(Textauszug)
  2. #2

    Rätsel?

    Säuberungen bei Machtwechseln in stalinistischen Diktaturen sind nichts ungewöhnliches und wozu hungernde Menschen in der Lage sind sieht man z.B. an der frz. Revolution.
  3. #3

    Neuer Wind...

    Zitat von sysop Beitrag anzeigen
    Ri Yong galt als Hardliner der alten nordkoreanischen Garde, eine feste Größe in Armee und Partei. Um so überraschender kommt nun seine Entlassung. Musste er für einen blamablen Fehler büßen? Oder stand er Reformen im Weg? So viel scheint klar: Es weht ein wenig neuer Wind in Pjöngjang.

    Nordkorea: Kim Jong Un feuert seinen Armeechef - SPIEGEL ONLINE
    Ich denke, dass China jetzt anfängt aufzuräumen bei diesem blamablen "Verbündeten". Und Südkorea wird das Nachsehen haben, die kriegen diese Last dann wohl letztendlich aufgebürdet. Auch gut für Chinas Elektronikindustrie. Raffiniert!
  4. #4

    Sozialismus in Reinstform

    In Nordkorea herrscht seit Jahrzehnten Sozialismus in Reinstform. Es gibt keinen Kapitalismus, kein Eigentum, alle sind gleich wohlhabend. Und über diesen paradiesischen Zustand wacht eine paternalistische Elite, die mittlerweile steinalt ist.

    Bin gespannt, ob aus dieser real-existierenden sozialistischen Hölle, jetzt ein sozialistisches Fegefeuer wird?
  5. #5

    trotz un-glaublicher Disziplinierung

    - s. die Berichte aus den Straflagern - herrschen wg. der Armut und des Hungers solche Spannungen in dem Land, daß die Veränderungen nur mikroskopisch und im Wechselschritt geschehen können. Eigentlich keine Rätsel.

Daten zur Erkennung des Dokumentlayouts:
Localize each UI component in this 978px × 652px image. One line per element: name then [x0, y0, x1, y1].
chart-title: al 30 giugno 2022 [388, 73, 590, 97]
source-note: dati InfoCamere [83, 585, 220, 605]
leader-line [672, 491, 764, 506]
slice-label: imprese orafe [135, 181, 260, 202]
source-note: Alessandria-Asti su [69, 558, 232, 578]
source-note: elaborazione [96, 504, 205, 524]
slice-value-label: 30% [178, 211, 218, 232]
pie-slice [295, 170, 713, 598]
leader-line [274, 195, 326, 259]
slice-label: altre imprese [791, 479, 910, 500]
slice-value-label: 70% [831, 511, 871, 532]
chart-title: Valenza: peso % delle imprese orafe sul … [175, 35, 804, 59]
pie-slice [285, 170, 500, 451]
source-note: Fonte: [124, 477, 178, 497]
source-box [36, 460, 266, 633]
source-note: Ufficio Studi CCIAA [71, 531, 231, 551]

(Aufgabenstellung) Führe die Forumsdiskussion über die Entlassung des nordkoreanischen Armeechefs im Anschluss an ihren letzten Satz weiter. Die Einträge werden dafür nicht benötigt.

(Ergebnis der Aufgabe)
  6. #6

    Unsinn

    Zitat von Die Exklusivmeldung Beitrag anzeigen
    Letztlich bricht auch die letzte kommunistische Bastion zusammen. Weil es einfach keinen Sinn macht. Der Kapitalismus hat gesiegt, er ist stärker als alles andere auf dieser Welt. Kim jr. ist gut beraten, sich weiteren Reformen nicht zu verschliessen.
    Der Kommunismus konnte nicht gewinnen - aber der Kapitalimus hat keinesfalls gesiegt. Er ist nämlich gerade dabei, an seiner Gier zu ersticken! Oder welche Folgen werden die Banken- und Eurokrise haben?
    Der Kapitalimus hatte immer Angst vor dem Sozialismus. Als dieser niederging verloren die Kapitalisten ihre letzten Hemmungen.
  7. #7

    4534535

    Zitat von muxkopp Beitrag anzeigen
    Der Kommunismus konnte nicht gewinnen - aber der Kapitalimus hat keinesfalls gesiegt. Er ist nämlich gerade dabei, an seiner Gier zu ersticken! Oder welche Folgen werden die Banken- und Eurokrise haben?
    Der Kapitalimus hatte immer Angst vor dem Sozialismus. Als dieser niederging verloren die Kapitalisten ihre letzten Hemmungen.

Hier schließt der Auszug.